Write out every entry word for word.

Figure data in JSON
* Begin *

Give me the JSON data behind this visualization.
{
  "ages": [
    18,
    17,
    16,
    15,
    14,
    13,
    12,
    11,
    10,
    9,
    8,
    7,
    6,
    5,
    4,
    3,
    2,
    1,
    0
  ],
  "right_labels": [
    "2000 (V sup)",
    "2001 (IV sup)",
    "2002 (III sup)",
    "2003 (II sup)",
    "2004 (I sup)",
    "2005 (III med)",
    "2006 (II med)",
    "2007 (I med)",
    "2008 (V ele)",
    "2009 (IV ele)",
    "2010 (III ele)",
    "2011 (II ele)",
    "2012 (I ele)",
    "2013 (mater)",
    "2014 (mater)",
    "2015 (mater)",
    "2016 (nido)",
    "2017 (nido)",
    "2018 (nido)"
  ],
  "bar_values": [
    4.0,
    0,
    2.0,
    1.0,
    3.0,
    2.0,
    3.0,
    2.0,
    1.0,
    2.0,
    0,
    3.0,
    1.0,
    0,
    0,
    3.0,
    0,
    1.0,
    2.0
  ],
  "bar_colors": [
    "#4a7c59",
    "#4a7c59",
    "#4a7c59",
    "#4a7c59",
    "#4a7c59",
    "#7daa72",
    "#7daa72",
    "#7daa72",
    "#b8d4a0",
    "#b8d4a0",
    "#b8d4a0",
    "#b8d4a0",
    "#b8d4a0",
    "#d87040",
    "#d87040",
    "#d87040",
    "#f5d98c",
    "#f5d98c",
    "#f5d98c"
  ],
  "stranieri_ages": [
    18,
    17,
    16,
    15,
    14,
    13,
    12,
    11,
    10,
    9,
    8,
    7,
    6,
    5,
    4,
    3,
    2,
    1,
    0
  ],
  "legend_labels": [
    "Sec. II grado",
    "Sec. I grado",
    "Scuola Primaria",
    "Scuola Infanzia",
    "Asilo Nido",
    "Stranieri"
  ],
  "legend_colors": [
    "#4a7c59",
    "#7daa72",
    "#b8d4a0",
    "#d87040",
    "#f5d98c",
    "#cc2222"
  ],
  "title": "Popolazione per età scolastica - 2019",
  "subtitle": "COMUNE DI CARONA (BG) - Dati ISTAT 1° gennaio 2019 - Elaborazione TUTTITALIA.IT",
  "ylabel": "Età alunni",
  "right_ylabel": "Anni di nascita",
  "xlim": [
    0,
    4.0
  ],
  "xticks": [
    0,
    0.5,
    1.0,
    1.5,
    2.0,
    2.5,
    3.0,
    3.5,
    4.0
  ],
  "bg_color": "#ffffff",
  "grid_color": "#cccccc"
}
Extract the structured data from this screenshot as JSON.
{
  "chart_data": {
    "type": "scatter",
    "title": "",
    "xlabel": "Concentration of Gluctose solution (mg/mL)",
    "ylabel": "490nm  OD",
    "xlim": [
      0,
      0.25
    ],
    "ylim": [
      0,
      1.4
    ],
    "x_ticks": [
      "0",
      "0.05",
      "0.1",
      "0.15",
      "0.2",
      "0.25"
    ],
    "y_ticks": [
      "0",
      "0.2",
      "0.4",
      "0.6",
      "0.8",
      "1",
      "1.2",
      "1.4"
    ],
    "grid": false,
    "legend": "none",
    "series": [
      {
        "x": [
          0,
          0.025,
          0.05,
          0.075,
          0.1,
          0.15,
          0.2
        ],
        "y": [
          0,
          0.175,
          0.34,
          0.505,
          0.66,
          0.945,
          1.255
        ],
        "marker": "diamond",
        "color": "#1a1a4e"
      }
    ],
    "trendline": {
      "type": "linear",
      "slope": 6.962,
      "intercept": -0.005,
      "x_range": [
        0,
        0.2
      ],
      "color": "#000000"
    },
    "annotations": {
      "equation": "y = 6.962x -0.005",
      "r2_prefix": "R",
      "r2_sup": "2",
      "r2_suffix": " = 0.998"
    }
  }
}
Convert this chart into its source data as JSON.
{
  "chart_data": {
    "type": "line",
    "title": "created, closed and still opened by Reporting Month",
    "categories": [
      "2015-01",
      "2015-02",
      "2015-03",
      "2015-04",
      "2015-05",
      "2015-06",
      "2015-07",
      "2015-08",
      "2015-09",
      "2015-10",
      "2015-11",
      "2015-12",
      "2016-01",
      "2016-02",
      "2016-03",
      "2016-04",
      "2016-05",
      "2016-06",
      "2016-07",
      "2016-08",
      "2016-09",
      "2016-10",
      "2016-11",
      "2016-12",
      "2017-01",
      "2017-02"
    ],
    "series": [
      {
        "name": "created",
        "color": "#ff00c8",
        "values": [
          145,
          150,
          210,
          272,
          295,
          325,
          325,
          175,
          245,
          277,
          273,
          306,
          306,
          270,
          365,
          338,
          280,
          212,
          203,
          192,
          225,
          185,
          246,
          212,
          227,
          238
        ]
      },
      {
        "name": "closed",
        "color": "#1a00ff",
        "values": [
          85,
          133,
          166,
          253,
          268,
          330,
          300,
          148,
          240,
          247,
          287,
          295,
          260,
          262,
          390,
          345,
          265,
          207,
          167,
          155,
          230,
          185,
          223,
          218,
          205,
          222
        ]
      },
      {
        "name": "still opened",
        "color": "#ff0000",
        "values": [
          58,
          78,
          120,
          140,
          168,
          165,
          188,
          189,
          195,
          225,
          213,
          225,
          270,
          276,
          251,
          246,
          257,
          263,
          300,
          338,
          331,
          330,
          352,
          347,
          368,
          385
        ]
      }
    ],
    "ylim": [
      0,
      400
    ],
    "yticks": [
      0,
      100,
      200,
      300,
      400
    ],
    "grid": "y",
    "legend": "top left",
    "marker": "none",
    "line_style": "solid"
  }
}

* End *

» **Exercise solution**:
Give me the JSON data behind this visualization.
{
  "ages": [
    18,
    17,
    16,
    15,
    14,
    13,
    12,
    11,
    10,
    9,
    8,
    7,
    6,
    5,
    4,
    3,
    2,
    1,
    0
  ],
  "right_labels": [
    "2000 (V sup)",
    "2001 (IV sup)",
    "2002 (III sup)",
    "2003 (II sup)",
    "2004 (I sup)",
    "2005 (III med)",
    "2006 (II med)",
    "2007 (I med)",
    "2008 (V ele)",
    "2009 (IV ele)",
    "2010 (III ele)",
    "2011 (II ele)",
    "2012 (I ele)",
    "2013 (mater)",
    "2014 (mater)",
    "2015 (mater)",
    "2016 (nido)",
    "2017 (nido)",
    "2018 (nido)"
  ],
  "bar_values": [
    4.0,
    0,
    2.0,
    1.0,
    3.0,
    2.0,
    3.0,
    2.0,
    1.0,
    2.0,
    0,
    3.0,
    1.0,
    0,
    0,
    3.0,
    0,
    1.0,
    2.0
  ],
  "bar_colors": [
    "#4a7c59",
    "#4a7c59",
    "#4a7c59",
    "#4a7c59",
    "#4a7c59",
    "#7daa72",
    "#7daa72",
    "#7daa72",
    "#b8d4a0",
    "#b8d4a0",
    "#b8d4a0",
    "#b8d4a0",
    "#b8d4a0",
    "#d87040",
    "#d87040",
    "#d87040",
    "#f5d98c",
    "#f5d98c",
    "#f5d98c"
  ],
  "stranieri_ages": [
    18,
    17,
    16,
    15,
    14,
    13,
    12,
    11,
    10,
    9,
    8,
    7,
    6,
    5,
    4,
    3,
    2,
    1,
    0
  ],
  "legend_labels": [
    "Sec. II grado",
    "Sec. I grado",
    "Scuola Primaria",
    "Scuola Infanzia",
    "Asilo Nido",
    "Stranieri"
  ],
  "legend_colors": [
    "#4a7c59",
    "#7daa72",
    "#b8d4a0",
    "#d87040",
    "#f5d98c",
    "#cc2222"
  ],
  "title": "Popolazione per età scolastica - 2019",
  "subtitle": "COMUNE DI CARONA (BG) - Dati ISTAT 1° gennaio 2019 - Elaborazione TUTTITALIA.IT",
  "ylabel": "Età alunni",
  "right_ylabel": "Anni di nascita",
  "xlim": [
    0,
    4.0
  ],
  "xticks": [
    0,
    0.5,
    1.0,
    1.5,
    2.0,
    2.5,
    3.0,
    3.5,
    4.0
  ],
  "bg_color": "#ffffff",
  "grid_color": "#cccccc"
}
Extract the structured data from this screenshot as JSON.
{
  "chart_data": {
    "type": "scatter",
    "title": "",
    "xlabel": "Concentration of Gluctose solution (mg/mL)",
    "ylabel": "490nm  OD",
    "xlim": [
      0,
      0.25
    ],
    "ylim": [
      0,
      1.4
    ],
    "x_ticks": [
      "0",
      "0.05",
      "0.1",
      "0.15",
      "0.2",
      "0.25"
    ],
    "y_ticks": [
      "0",
      "0.2",
      "0.4",
      "0.6",
      "0.8",
      "1",
      "1.2",
      "1.4"
    ],
    "grid": false,
    "legend": "none",
    "series": [
      {
        "x": [
          0,
          0.025,
          0.05,
          0.075,
          0.1,
          0.15,
          0.2
        ],
        "y": [
          0,
          0.175,
          0.34,
          0.505,
          0.66,
          0.945,
          1.255
        ],
        "marker": "diamond",
        "color": "#1a1a4e"
      }
    ],
    "trendline": {
      "type": "linear",
      "slope": 6.962,
      "intercept": -0.005,
      "x_range": [
        0,
        0.2
      ],
      "color": "#000000"
    },
    "annotations": {
      "equation": "y = 6.962x -0.005",
      "r2_prefix": "R",
      "r2_sup": "2",
      "r2_suffix": " = 0.998"
    }
  }
}
Convert this chart into its source data as JSON.
{
  "chart_data": {
    "type": "line",
    "title": "created, closed and still opened by Reporting Month",
    "categories": [
      "2015-01",
      "2015-02",
      "2015-03",
      "2015-04",
      "2015-05",
      "2015-06",
      "2015-07",
      "2015-08",
      "2015-09",
      "2015-10",
      "2015-11",
      "2015-12",
      "2016-01",
      "2016-02",
      "2016-03",
      "2016-04",
      "2016-05",
      "2016-06",
      "2016-07",
      "2016-08",
      "2016-09",
      "2016-10",
      "2016-11",
      "2016-12",
      "2017-01",
      "2017-02"
    ],
    "series": [
      {
        "name": "created",
        "color": "#ff00c8",
        "values": [
          145,
          150,
          210,
          272,
          295,
          325,
          325,
          175,
          245,
          277,
          273,
          306,
          306,
          270,
          365,
          338,
          280,
          212,
          203,
          192,
          225,
          185,
          246,
          212,
          227,
          238
        ]
      },
      {
        "name": "closed",
        "color": "#1a00ff",
        "values": [
          85,
          133,
          166,
          253,
          268,
          330,
          300,
          148,
          240,
          247,
          287,
          295,
          260,
          262,
          390,
          345,
          265,
          207,
          167,
          155,
          230,
          185,
          223,
          218,
          205,
          222
        ]
      },
      {
        "name": "still opened",
        "color": "#ff0000",
        "values": [
          58,
          78,
          120,
          140,
          168,
          165,
          188,
          189,
          195,
          225,
          213,
          225,
          270,
          276,
          251,
          246,
          257,
          263,
          300,
          338,
          331,
          330,
          352,
          347,
          368,
          385
        ]
      }
    ],
    "ylim": [
      0,
      400
    ],
    "yticks": [
      0,
      100,
      200,
      300,
      400
    ],
    "grid": "y",
    "legend": "top left",
    "marker": "none",
    "line_style": "solid"
  }
}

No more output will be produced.